• _STATED GOAL_
Each line containing the word "below" must be collected.

Records from a dataset
--- start ---

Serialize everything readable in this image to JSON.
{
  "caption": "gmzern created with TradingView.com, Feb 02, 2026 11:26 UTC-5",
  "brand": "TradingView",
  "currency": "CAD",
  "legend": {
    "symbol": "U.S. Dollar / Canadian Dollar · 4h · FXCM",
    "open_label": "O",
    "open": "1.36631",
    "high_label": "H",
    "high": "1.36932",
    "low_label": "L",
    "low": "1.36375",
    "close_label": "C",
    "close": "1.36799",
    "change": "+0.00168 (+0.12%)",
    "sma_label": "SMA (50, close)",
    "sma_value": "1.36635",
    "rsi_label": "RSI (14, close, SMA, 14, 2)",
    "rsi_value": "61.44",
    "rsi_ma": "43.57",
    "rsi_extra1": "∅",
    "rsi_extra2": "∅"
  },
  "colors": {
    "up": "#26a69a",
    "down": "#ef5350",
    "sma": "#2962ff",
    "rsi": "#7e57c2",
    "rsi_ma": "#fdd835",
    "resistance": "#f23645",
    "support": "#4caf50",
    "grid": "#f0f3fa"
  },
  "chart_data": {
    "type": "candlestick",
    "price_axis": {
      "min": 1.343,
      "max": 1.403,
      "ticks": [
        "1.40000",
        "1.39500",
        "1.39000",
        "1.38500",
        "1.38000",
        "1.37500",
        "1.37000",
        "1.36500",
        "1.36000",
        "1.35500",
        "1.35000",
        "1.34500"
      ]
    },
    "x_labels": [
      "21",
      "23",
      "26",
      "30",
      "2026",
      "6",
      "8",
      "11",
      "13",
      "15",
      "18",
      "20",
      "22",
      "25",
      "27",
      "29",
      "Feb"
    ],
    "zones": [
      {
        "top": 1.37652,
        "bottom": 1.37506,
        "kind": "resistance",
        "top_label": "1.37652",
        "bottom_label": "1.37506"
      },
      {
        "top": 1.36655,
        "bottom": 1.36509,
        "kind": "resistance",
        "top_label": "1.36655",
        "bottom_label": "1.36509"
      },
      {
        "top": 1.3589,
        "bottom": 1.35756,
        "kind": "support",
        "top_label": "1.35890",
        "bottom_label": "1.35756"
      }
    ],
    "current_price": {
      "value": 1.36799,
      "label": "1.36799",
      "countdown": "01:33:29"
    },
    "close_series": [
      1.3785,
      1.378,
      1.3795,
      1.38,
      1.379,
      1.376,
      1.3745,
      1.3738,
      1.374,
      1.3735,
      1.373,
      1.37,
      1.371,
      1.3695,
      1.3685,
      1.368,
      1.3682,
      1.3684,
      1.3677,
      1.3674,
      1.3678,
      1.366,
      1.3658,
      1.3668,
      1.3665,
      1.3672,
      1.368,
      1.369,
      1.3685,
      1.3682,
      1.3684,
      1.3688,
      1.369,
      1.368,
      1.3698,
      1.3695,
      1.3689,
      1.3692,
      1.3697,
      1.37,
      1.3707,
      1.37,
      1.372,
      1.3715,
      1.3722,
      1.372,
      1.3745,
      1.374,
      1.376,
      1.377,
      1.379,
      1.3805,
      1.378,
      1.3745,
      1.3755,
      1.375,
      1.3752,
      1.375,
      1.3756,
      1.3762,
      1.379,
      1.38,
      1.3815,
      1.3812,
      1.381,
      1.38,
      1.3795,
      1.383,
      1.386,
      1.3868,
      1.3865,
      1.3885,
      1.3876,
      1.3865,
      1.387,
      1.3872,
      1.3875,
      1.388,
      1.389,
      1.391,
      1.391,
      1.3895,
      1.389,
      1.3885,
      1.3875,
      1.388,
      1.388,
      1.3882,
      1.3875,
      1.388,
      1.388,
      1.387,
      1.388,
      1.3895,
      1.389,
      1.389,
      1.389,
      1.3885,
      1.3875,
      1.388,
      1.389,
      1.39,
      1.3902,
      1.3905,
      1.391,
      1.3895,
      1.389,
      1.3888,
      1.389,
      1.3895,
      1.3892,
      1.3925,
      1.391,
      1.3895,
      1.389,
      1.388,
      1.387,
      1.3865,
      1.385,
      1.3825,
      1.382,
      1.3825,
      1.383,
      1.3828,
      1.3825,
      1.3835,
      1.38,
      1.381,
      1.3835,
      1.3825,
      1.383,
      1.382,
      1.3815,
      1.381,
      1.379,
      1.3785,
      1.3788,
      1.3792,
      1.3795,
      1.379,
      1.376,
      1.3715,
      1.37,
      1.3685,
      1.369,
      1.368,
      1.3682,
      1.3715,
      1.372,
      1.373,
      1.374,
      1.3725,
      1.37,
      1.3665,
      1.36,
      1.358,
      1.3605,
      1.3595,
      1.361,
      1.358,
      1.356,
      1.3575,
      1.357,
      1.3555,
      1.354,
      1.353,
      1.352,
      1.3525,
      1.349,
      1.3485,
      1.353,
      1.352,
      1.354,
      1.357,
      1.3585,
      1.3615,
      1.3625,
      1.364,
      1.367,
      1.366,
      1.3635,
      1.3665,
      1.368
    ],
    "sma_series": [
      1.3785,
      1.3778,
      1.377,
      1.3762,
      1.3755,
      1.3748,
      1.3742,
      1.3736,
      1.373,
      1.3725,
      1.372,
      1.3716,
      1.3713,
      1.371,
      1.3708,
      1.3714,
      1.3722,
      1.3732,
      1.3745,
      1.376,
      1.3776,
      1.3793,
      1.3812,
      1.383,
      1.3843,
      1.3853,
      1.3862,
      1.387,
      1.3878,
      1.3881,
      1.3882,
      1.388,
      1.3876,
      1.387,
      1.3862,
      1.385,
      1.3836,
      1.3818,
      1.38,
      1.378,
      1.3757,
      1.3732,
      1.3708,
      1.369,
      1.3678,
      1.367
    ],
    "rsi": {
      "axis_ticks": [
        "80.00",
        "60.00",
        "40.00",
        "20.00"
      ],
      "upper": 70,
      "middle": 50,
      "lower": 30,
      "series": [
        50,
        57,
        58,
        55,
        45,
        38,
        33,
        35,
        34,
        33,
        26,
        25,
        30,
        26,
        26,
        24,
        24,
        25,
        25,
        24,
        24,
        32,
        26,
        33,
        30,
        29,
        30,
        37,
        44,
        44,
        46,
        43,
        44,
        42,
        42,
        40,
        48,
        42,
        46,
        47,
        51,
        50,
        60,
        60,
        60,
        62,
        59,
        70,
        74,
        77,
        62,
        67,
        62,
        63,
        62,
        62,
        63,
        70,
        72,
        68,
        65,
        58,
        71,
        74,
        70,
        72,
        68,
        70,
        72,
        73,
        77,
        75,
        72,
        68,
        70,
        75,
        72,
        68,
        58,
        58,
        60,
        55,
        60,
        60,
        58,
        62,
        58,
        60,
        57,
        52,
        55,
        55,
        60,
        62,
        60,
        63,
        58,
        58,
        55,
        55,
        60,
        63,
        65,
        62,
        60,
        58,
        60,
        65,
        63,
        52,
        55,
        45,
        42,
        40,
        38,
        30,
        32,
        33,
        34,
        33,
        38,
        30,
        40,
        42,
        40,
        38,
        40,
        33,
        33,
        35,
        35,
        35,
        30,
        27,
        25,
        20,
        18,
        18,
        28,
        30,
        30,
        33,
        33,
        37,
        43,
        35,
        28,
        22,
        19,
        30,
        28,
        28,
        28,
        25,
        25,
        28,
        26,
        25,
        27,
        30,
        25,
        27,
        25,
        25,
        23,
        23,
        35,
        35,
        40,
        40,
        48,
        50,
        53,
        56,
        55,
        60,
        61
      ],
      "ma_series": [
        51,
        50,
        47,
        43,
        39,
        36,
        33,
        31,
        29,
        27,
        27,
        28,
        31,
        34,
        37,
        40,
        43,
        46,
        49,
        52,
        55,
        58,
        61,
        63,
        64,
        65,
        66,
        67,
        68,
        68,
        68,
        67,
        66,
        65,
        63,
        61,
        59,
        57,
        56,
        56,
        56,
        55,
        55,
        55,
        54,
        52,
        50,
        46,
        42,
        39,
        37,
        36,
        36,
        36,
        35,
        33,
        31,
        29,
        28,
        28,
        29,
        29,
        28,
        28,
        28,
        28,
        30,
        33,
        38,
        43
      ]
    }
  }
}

--- end ---
--- start ---

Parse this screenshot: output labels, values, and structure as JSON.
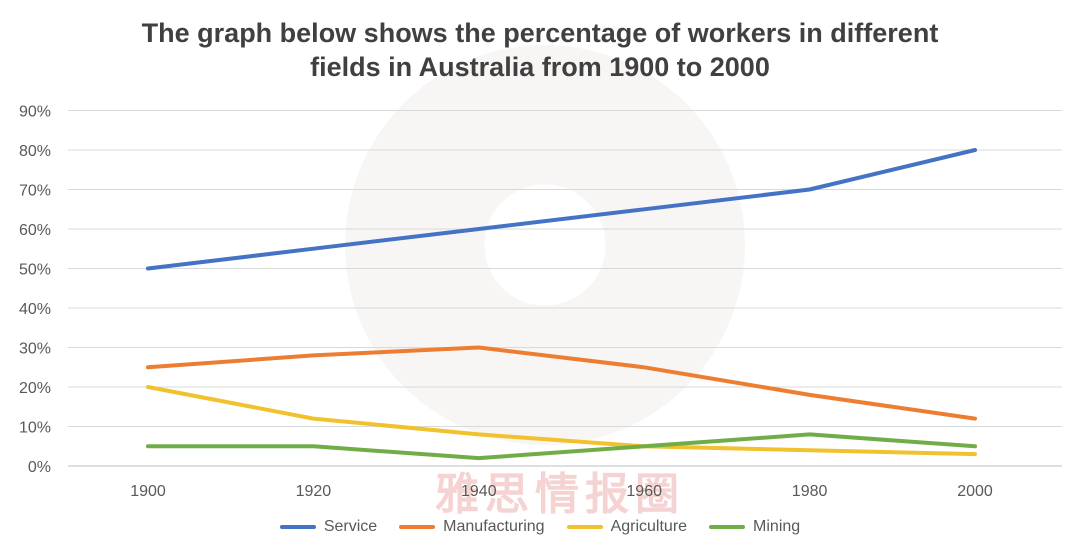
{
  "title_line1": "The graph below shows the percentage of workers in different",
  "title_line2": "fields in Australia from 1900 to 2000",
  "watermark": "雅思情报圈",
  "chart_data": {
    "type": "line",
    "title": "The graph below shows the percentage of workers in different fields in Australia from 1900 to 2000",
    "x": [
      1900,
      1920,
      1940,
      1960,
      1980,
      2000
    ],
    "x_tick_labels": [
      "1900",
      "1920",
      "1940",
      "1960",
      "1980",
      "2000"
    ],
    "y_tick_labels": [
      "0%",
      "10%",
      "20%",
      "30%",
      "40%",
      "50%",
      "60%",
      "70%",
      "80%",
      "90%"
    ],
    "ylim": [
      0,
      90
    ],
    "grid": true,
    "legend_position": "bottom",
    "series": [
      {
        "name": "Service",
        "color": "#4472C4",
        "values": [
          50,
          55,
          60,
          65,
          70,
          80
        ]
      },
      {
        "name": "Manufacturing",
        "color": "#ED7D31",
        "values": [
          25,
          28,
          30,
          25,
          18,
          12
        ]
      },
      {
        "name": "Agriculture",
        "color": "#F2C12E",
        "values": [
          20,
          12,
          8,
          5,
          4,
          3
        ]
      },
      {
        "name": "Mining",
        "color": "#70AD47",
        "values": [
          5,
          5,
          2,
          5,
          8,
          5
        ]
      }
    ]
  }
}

--- end ---

• _PROBLEM SOLUTION_
  "title_line1": "The graph below shows the percentage of workers in different",
    "title": "The graph below shows the percentage of workers in different fields in Australia from 1900 to 2000",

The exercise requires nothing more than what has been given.